Stored items:

────────────────

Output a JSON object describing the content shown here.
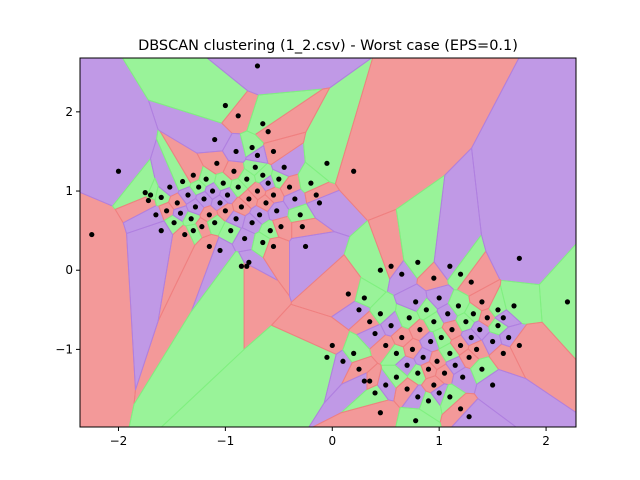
{
  "chart_data": {
    "type": "scatter",
    "title": "DBSCAN clustering (1_2.csv) - Worst case (EPS=0.1)",
    "xlabel": "",
    "ylabel": "",
    "xlim": [
      -2.36,
      2.28
    ],
    "ylim": [
      -1.98,
      2.68
    ],
    "xticks": [
      -2,
      -1,
      0,
      1,
      2
    ],
    "yticks": [
      -1,
      0,
      1,
      2
    ],
    "grid": false,
    "legend": "none",
    "background": "Voronoi tessellation of the points, each cell filled with a translucent cluster colour",
    "cell_palette": [
      "#f08080",
      "#8080f0",
      "#80f080",
      "#c0c080",
      "#f0a0a0",
      "#b080e0",
      "#e09070",
      "#a0d080"
    ],
    "point_color": "#000000",
    "points": [
      [
        -2.25,
        0.45
      ],
      [
        -2.0,
        1.25
      ],
      [
        -1.75,
        0.98
      ],
      [
        -1.72,
        0.88
      ],
      [
        -1.65,
        0.7
      ],
      [
        -1.6,
        0.92
      ],
      [
        -1.55,
        0.75
      ],
      [
        -1.52,
        1.05
      ],
      [
        -1.48,
        0.6
      ],
      [
        -1.45,
        0.85
      ],
      [
        -1.42,
        0.72
      ],
      [
        -1.4,
        1.12
      ],
      [
        -1.38,
        0.45
      ],
      [
        -1.35,
        0.95
      ],
      [
        -1.32,
        0.65
      ],
      [
        -1.3,
        1.2
      ],
      [
        -1.28,
        0.8
      ],
      [
        -1.25,
        1.05
      ],
      [
        -1.22,
        0.55
      ],
      [
        -1.2,
        0.9
      ],
      [
        -1.18,
        1.15
      ],
      [
        -1.15,
        0.7
      ],
      [
        -1.12,
        1.0
      ],
      [
        -1.1,
        0.6
      ],
      [
        -1.08,
        1.35
      ],
      [
        -1.05,
        0.85
      ],
      [
        -1.02,
        1.1
      ],
      [
        -1.0,
        0.75
      ],
      [
        -0.98,
        0.95
      ],
      [
        -0.95,
        0.5
      ],
      [
        -0.92,
        1.25
      ],
      [
        -0.9,
        0.65
      ],
      [
        -0.88,
        1.05
      ],
      [
        -0.85,
        0.8
      ],
      [
        -0.82,
        0.4
      ],
      [
        -0.8,
        1.15
      ],
      [
        -0.78,
        0.9
      ],
      [
        -0.75,
        0.6
      ],
      [
        -0.72,
        1.3
      ],
      [
        -0.7,
        1.0
      ],
      [
        -0.68,
        0.7
      ],
      [
        -0.65,
        1.2
      ],
      [
        -0.62,
        0.85
      ],
      [
        -0.6,
        1.1
      ],
      [
        -0.58,
        0.5
      ],
      [
        -0.55,
        0.95
      ],
      [
        -0.52,
        0.75
      ],
      [
        -0.5,
        1.15
      ],
      [
        -0.48,
        0.55
      ],
      [
        -0.45,
        1.3
      ],
      [
        -1.3,
        0.5
      ],
      [
        -1.15,
        0.3
      ],
      [
        -1.05,
        0.25
      ],
      [
        -0.85,
        0.05
      ],
      [
        -0.8,
        0.05
      ],
      [
        -0.78,
        0.1
      ],
      [
        -0.65,
        0.35
      ],
      [
        -0.55,
        0.3
      ],
      [
        -1.6,
        0.5
      ],
      [
        -1.7,
        0.95
      ],
      [
        -0.4,
        1.05
      ],
      [
        -0.35,
        0.9
      ],
      [
        -0.3,
        0.7
      ],
      [
        -0.28,
        0.55
      ],
      [
        -0.25,
        0.3
      ],
      [
        -0.2,
        1.1
      ],
      [
        -0.15,
        0.95
      ],
      [
        -0.12,
        0.85
      ],
      [
        -0.05,
        1.35
      ],
      [
        0.2,
        1.25
      ],
      [
        -1.1,
        1.65
      ],
      [
        -1.0,
        2.08
      ],
      [
        -0.88,
        1.95
      ],
      [
        -0.7,
        2.58
      ],
      [
        -0.65,
        1.85
      ],
      [
        -0.6,
        1.75
      ],
      [
        -0.9,
        1.5
      ],
      [
        -0.75,
        1.55
      ],
      [
        -0.55,
        1.5
      ],
      [
        -0.7,
        1.45
      ],
      [
        0.45,
        0.0
      ],
      [
        0.55,
        0.05
      ],
      [
        0.65,
        -0.05
      ],
      [
        0.8,
        0.1
      ],
      [
        0.95,
        -0.1
      ],
      [
        1.1,
        0.05
      ],
      [
        1.2,
        -0.05
      ],
      [
        1.3,
        -0.15
      ],
      [
        1.75,
        0.15
      ],
      [
        2.2,
        -0.4
      ],
      [
        0.15,
        -0.3
      ],
      [
        0.25,
        -0.5
      ],
      [
        0.3,
        -0.35
      ],
      [
        0.35,
        -0.65
      ],
      [
        0.4,
        -0.8
      ],
      [
        0.45,
        -0.55
      ],
      [
        0.5,
        -0.95
      ],
      [
        0.55,
        -0.7
      ],
      [
        0.6,
        -1.05
      ],
      [
        0.65,
        -0.85
      ],
      [
        0.7,
        -1.2
      ],
      [
        0.72,
        -0.6
      ],
      [
        0.75,
        -1.0
      ],
      [
        0.78,
        -0.4
      ],
      [
        0.8,
        -1.3
      ],
      [
        0.82,
        -0.75
      ],
      [
        0.85,
        -1.1
      ],
      [
        0.88,
        -0.5
      ],
      [
        0.9,
        -1.25
      ],
      [
        0.92,
        -0.9
      ],
      [
        0.95,
        -0.65
      ],
      [
        0.98,
        -1.15
      ],
      [
        1.0,
        -0.35
      ],
      [
        1.02,
        -0.85
      ],
      [
        1.05,
        -1.3
      ],
      [
        1.08,
        -0.55
      ],
      [
        1.1,
        -1.05
      ],
      [
        1.12,
        -0.75
      ],
      [
        1.15,
        -1.2
      ],
      [
        1.18,
        -0.45
      ],
      [
        1.2,
        -0.95
      ],
      [
        1.22,
        -1.35
      ],
      [
        1.25,
        -0.65
      ],
      [
        1.28,
        -1.1
      ],
      [
        1.3,
        -0.85
      ],
      [
        1.32,
        -0.55
      ],
      [
        1.35,
        -1.0
      ],
      [
        1.38,
        -0.75
      ],
      [
        1.4,
        -1.25
      ],
      [
        1.45,
        -0.6
      ],
      [
        1.5,
        -0.9
      ],
      [
        1.55,
        -0.7
      ],
      [
        1.6,
        -1.05
      ],
      [
        1.65,
        -0.85
      ],
      [
        1.7,
        -0.45
      ],
      [
        1.75,
        -0.95
      ],
      [
        1.5,
        -1.45
      ],
      [
        1.55,
        -0.5
      ],
      [
        1.4,
        -0.4
      ],
      [
        1.6,
        -0.6
      ],
      [
        -0.05,
        -1.1
      ],
      [
        0.0,
        -0.95
      ],
      [
        0.1,
        -1.15
      ],
      [
        0.2,
        -1.05
      ],
      [
        0.25,
        -1.25
      ],
      [
        0.3,
        -1.4
      ],
      [
        0.4,
        -1.55
      ],
      [
        0.45,
        -1.8
      ],
      [
        0.5,
        -1.45
      ],
      [
        0.6,
        -1.35
      ],
      [
        0.7,
        -1.5
      ],
      [
        0.8,
        -1.6
      ],
      [
        0.9,
        -1.65
      ],
      [
        0.95,
        -1.45
      ],
      [
        1.0,
        -1.55
      ],
      [
        1.1,
        -1.6
      ],
      [
        1.2,
        -1.75
      ],
      [
        1.28,
        -1.85
      ],
      [
        0.78,
        -1.9
      ],
      [
        0.35,
        -1.4
      ]
    ]
  }
}
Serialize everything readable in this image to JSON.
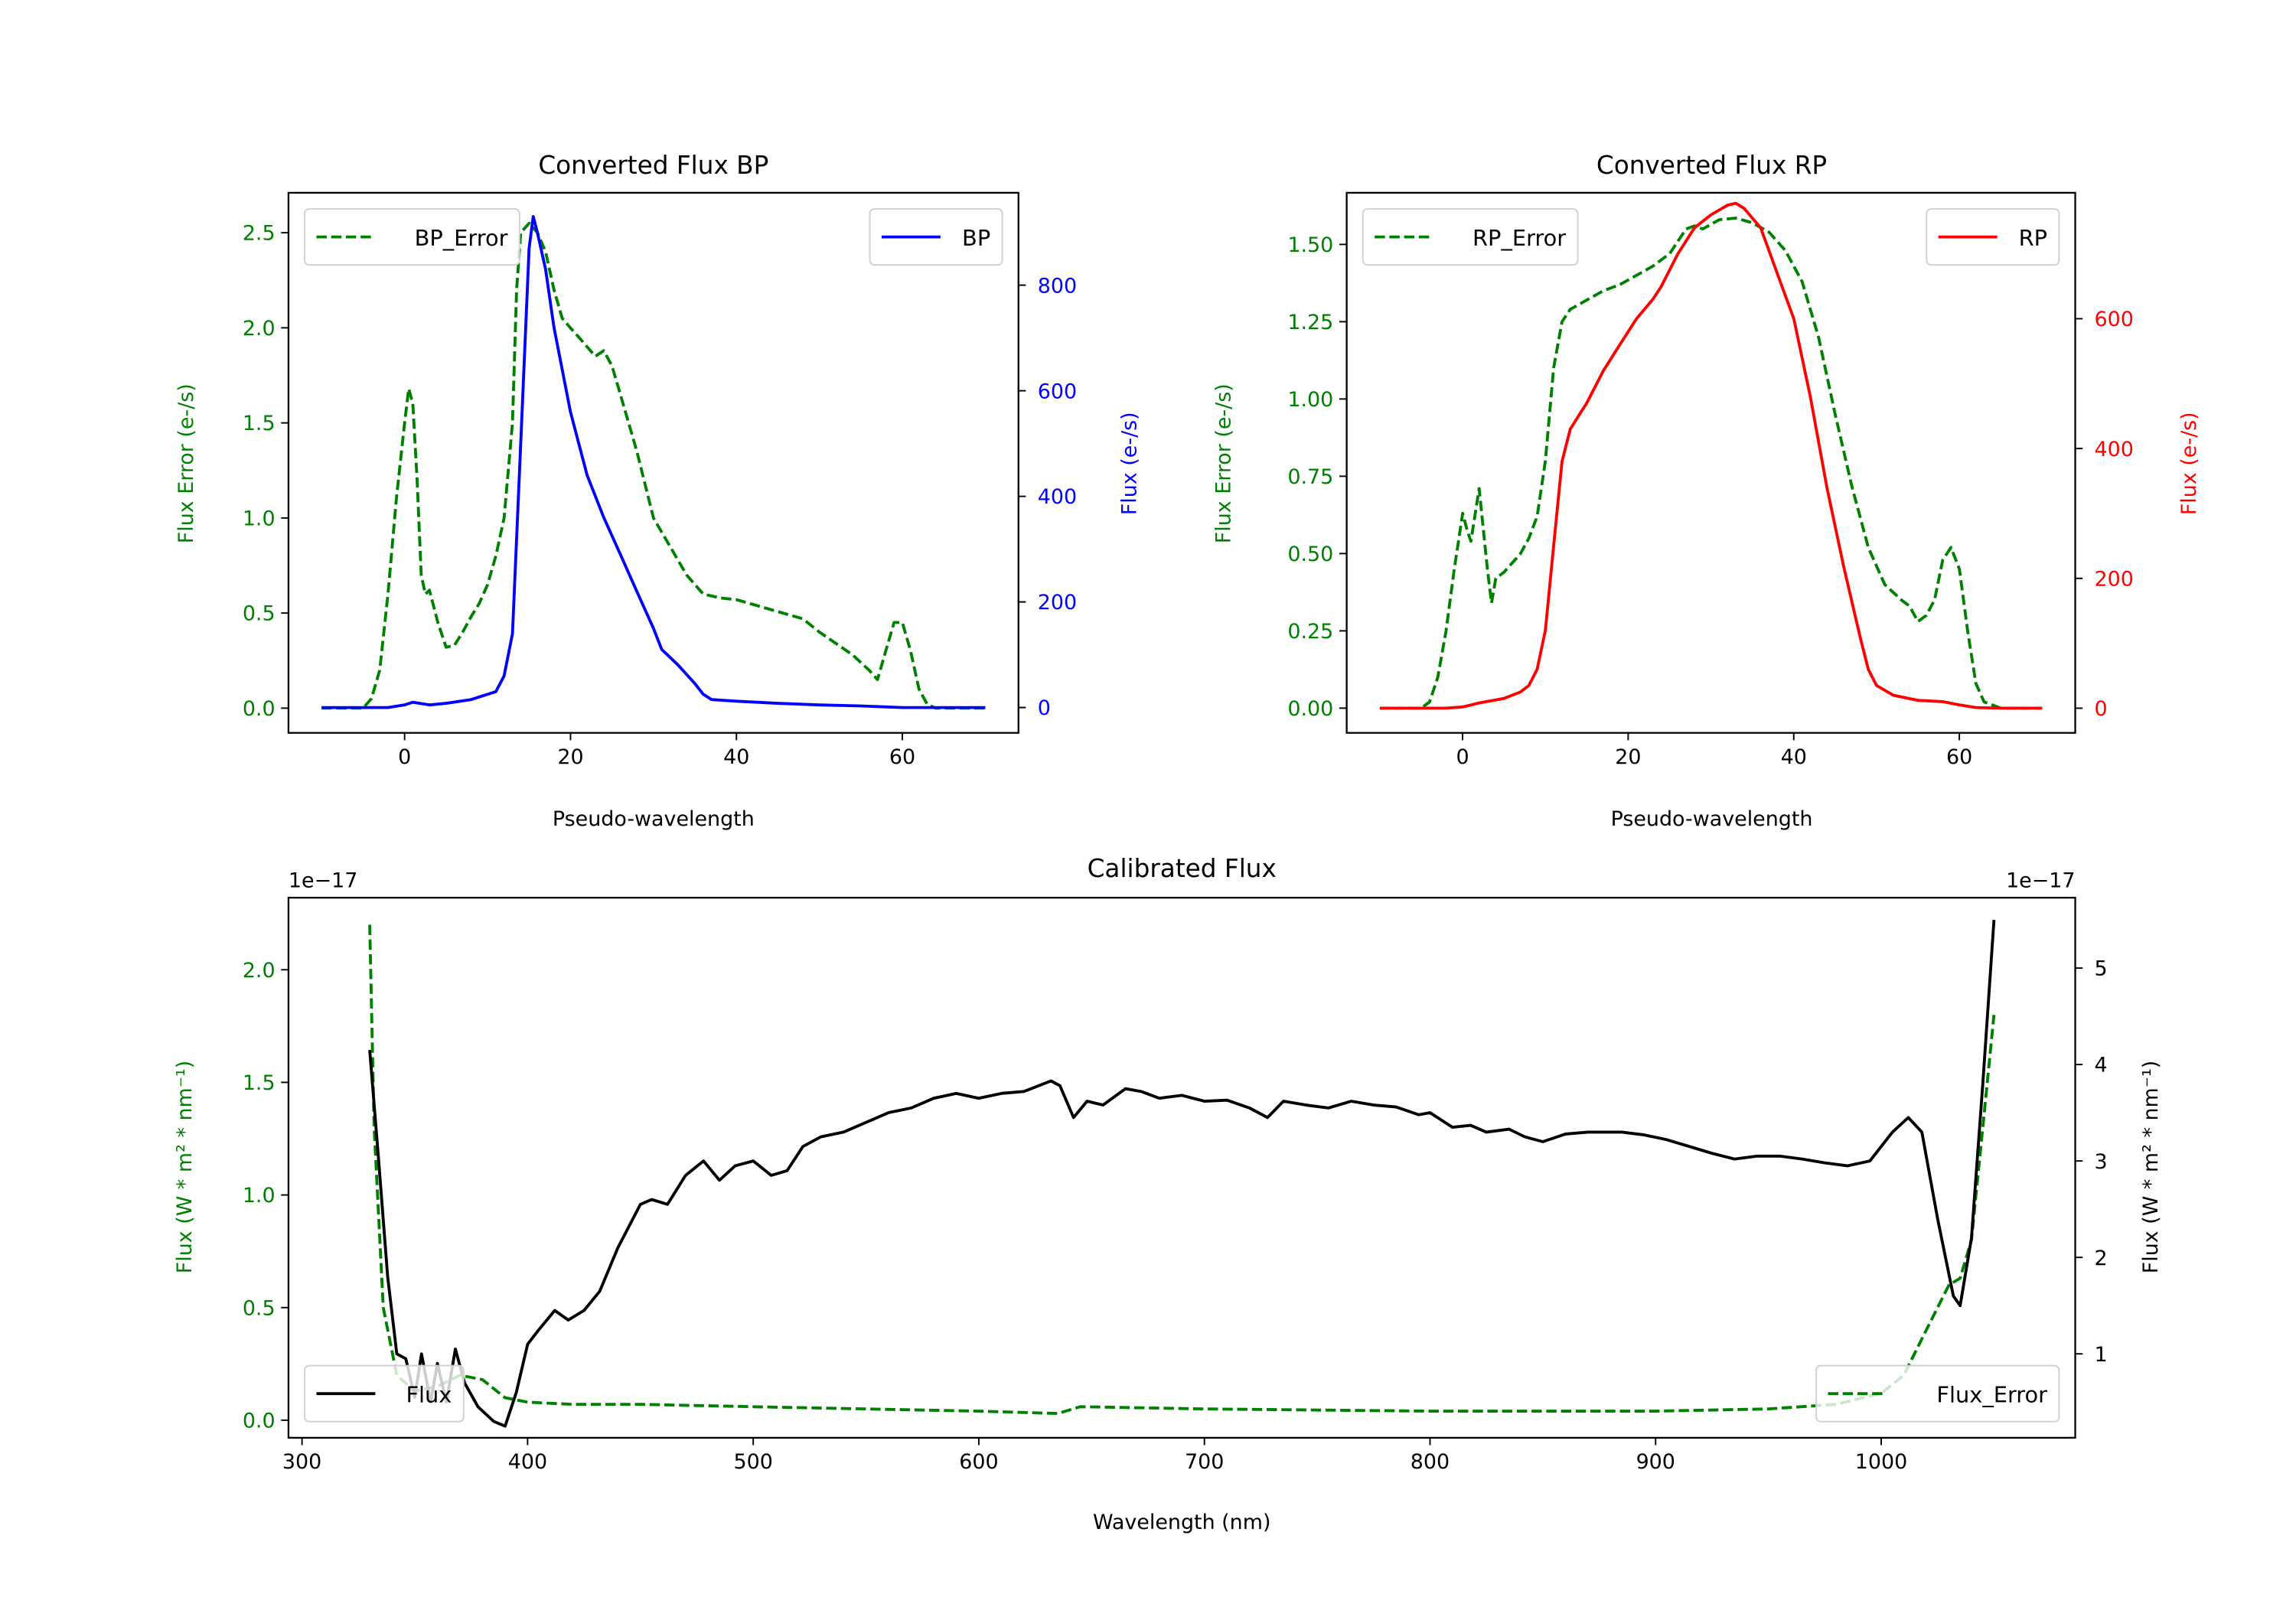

────────────────

SET PROBLEM: Each line of the data is to be duplicated exactly; pictures stay out of the copy.

OUTPUT OF THE TASK:
Output a JSON object describing the content shown here.
{
  "chart_data": {
    "type": "scatter",
    "title": "DBSCAN clustering (1_2.csv) - Worst case (EPS=0.1)",
    "xlabel": "",
    "ylabel": "",
    "xlim": [
      -2.36,
      2.28
    ],
    "ylim": [
      -1.98,
      2.68
    ],
    "xticks": [
      -2,
      -1,
      0,
      1,
      2
    ],
    "yticks": [
      -1,
      0,
      1,
      2
    ],
    "grid": false,
    "legend": "none",
    "background": "Voronoi tessellation of the points, each cell filled with a translucent cluster colour",
    "cell_palette": [
      "#f08080",
      "#8080f0",
      "#80f080",
      "#c0c080",
      "#f0a0a0",
      "#b080e0",
      "#e09070",
      "#a0d080"
    ],
    "point_color": "#000000",
    "points": [
      [
        -2.25,
        0.45
      ],
      [
        -2.0,
        1.25
      ],
      [
        -1.75,
        0.98
      ],
      [
        -1.72,
        0.88
      ],
      [
        -1.65,
        0.7
      ],
      [
        -1.6,
        0.92
      ],
      [
        -1.55,
        0.75
      ],
      [
        -1.52,
        1.05
      ],
      [
        -1.48,
        0.6
      ],
      [
        -1.45,
        0.85
      ],
      [
        -1.42,
        0.72
      ],
      [
        -1.4,
        1.12
      ],
      [
        -1.38,
        0.45
      ],
      [
        -1.35,
        0.95
      ],
      [
        -1.32,
        0.65
      ],
      [
        -1.3,
        1.2
      ],
      [
        -1.28,
        0.8
      ],
      [
        -1.25,
        1.05
      ],
      [
        -1.22,
        0.55
      ],
      [
        -1.2,
        0.9
      ],
      [
        -1.18,
        1.15
      ],
      [
        -1.15,
        0.7
      ],
      [
        -1.12,
        1.0
      ],
      [
        -1.1,
        0.6
      ],
      [
        -1.08,
        1.35
      ],
      [
        -1.05,
        0.85
      ],
      [
        -1.02,
        1.1
      ],
      [
        -1.0,
        0.75
      ],
      [
        -0.98,
        0.95
      ],
      [
        -0.95,
        0.5
      ],
      [
        -0.92,
        1.25
      ],
      [
        -0.9,
        0.65
      ],
      [
        -0.88,
        1.05
      ],
      [
        -0.85,
        0.8
      ],
      [
        -0.82,
        0.4
      ],
      [
        -0.8,
        1.15
      ],
      [
        -0.78,
        0.9
      ],
      [
        -0.75,
        0.6
      ],
      [
        -0.72,
        1.3
      ],
      [
        -0.7,
        1.0
      ],
      [
        -0.68,
        0.7
      ],
      [
        -0.65,
        1.2
      ],
      [
        -0.62,
        0.85
      ],
      [
        -0.6,
        1.1
      ],
      [
        -0.58,
        0.5
      ],
      [
        -0.55,
        0.95
      ],
      [
        -0.52,
        0.75
      ],
      [
        -0.5,
        1.15
      ],
      [
        -0.48,
        0.55
      ],
      [
        -0.45,
        1.3
      ],
      [
        -1.3,
        0.5
      ],
      [
        -1.15,
        0.3
      ],
      [
        -1.05,
        0.25
      ],
      [
        -0.85,
        0.05
      ],
      [
        -0.8,
        0.05
      ],
      [
        -0.78,
        0.1
      ],
      [
        -0.65,
        0.35
      ],
      [
        -0.55,
        0.3
      ],
      [
        -1.6,
        0.5
      ],
      [
        -1.7,
        0.95
      ],
      [
        -0.4,
        1.05
      ],
      [
        -0.35,
        0.9
      ],
      [
        -0.3,
        0.7
      ],
      [
        -0.28,
        0.55
      ],
      [
        -0.25,
        0.3
      ],
      [
        -0.2,
        1.1
      ],
      [
        -0.15,
        0.95
      ],
      [
        -0.12,
        0.85
      ],
      [
        -0.05,
        1.35
      ],
      [
        0.2,
        1.25
      ],
      [
        -1.1,
        1.65
      ],
      [
        -1.0,
        2.08
      ],
      [
        -0.88,
        1.95
      ],
      [
        -0.7,
        2.58
      ],
      [
        -0.65,
        1.85
      ],
      [
        -0.6,
        1.75
      ],
      [
        -0.9,
        1.5
      ],
      [
        -0.75,
        1.55
      ],
      [
        -0.55,
        1.5
      ],
      [
        -0.7,
        1.45
      ],
      [
        0.45,
        0.0
      ],
      [
        0.55,
        0.05
      ],
      [
        0.65,
        -0.05
      ],
      [
        0.8,
        0.1
      ],
      [
        0.95,
        -0.1
      ],
      [
        1.1,
        0.05
      ],
      [
        1.2,
        -0.05
      ],
      [
        1.3,
        -0.15
      ],
      [
        1.75,
        0.15
      ],
      [
        2.2,
        -0.4
      ],
      [
        0.15,
        -0.3
      ],
      [
        0.25,
        -0.5
      ],
      [
        0.3,
        -0.35
      ],
      [
        0.35,
        -0.65
      ],
      [
        0.4,
        -0.8
      ],
      [
        0.45,
        -0.55
      ],
      [
        0.5,
        -0.95
      ],
      [
        0.55,
        -0.7
      ],
      [
        0.6,
        -1.05
      ],
      [
        0.65,
        -0.85
      ],
      [
        0.7,
        -1.2
      ],
      [
        0.72,
        -0.6
      ],
      [
        0.75,
        -1.0
      ],
      [
        0.78,
        -0.4
      ],
      [
        0.8,
        -1.3
      ],
      [
        0.82,
        -0.75
      ],
      [
        0.85,
        -1.1
      ],
      [
        0.88,
        -0.5
      ],
      [
        0.9,
        -1.25
      ],
      [
        0.92,
        -0.9
      ],
      [
        0.95,
        -0.65
      ],
      [
        0.98,
        -1.15
      ],
      [
        1.0,
        -0.35
      ],
      [
        1.02,
        -0.85
      ],
      [
        1.05,
        -1.3
      ],
      [
        1.08,
        -0.55
      ],
      [
        1.1,
        -1.05
      ],
      [
        1.12,
        -0.75
      ],
      [
        1.15,
        -1.2
      ],
      [
        1.18,
        -0.45
      ],
      [
        1.2,
        -0.95
      ],
      [
        1.22,
        -1.35
      ],
      [
        1.25,
        -0.65
      ],
      [
        1.28,
        -1.1
      ],
      [
        1.3,
        -0.85
      ],
      [
        1.32,
        -0.55
      ],
      [
        1.35,
        -1.0
      ],
      [
        1.38,
        -0.75
      ],
      [
        1.4,
        -1.25
      ],
      [
        1.45,
        -0.6
      ],
      [
        1.5,
        -0.9
      ],
      [
        1.55,
        -0.7
      ],
      [
        1.6,
        -1.05
      ],
      [
        1.65,
        -0.85
      ],
      [
        1.7,
        -0.45
      ],
      [
        1.75,
        -0.95
      ],
      [
        1.5,
        -1.45
      ],
      [
        1.55,
        -0.5
      ],
      [
        1.4,
        -0.4
      ],
      [
        1.6,
        -0.6
      ],
      [
        -0.05,
        -1.1
      ],
      [
        0.0,
        -0.95
      ],
      [
        0.1,
        -1.15
      ],
      [
        0.2,
        -1.05
      ],
      [
        0.25,
        -1.25
      ],
      [
        0.3,
        -1.4
      ],
      [
        0.4,
        -1.55
      ],
      [
        0.45,
        -1.8
      ],
      [
        0.5,
        -1.45
      ],
      [
        0.6,
        -1.35
      ],
      [
        0.7,
        -1.5
      ],
      [
        0.8,
        -1.6
      ],
      [
        0.9,
        -1.65
      ],
      [
        0.95,
        -1.45
      ],
      [
        1.0,
        -1.55
      ],
      [
        1.1,
        -1.6
      ],
      [
        1.2,
        -1.75
      ],
      [
        1.28,
        -1.85
      ],
      [
        0.78,
        -1.9
      ],
      [
        0.35,
        -1.4
      ]
    ]
  }
}
Serialize everything readable in this image to JSON.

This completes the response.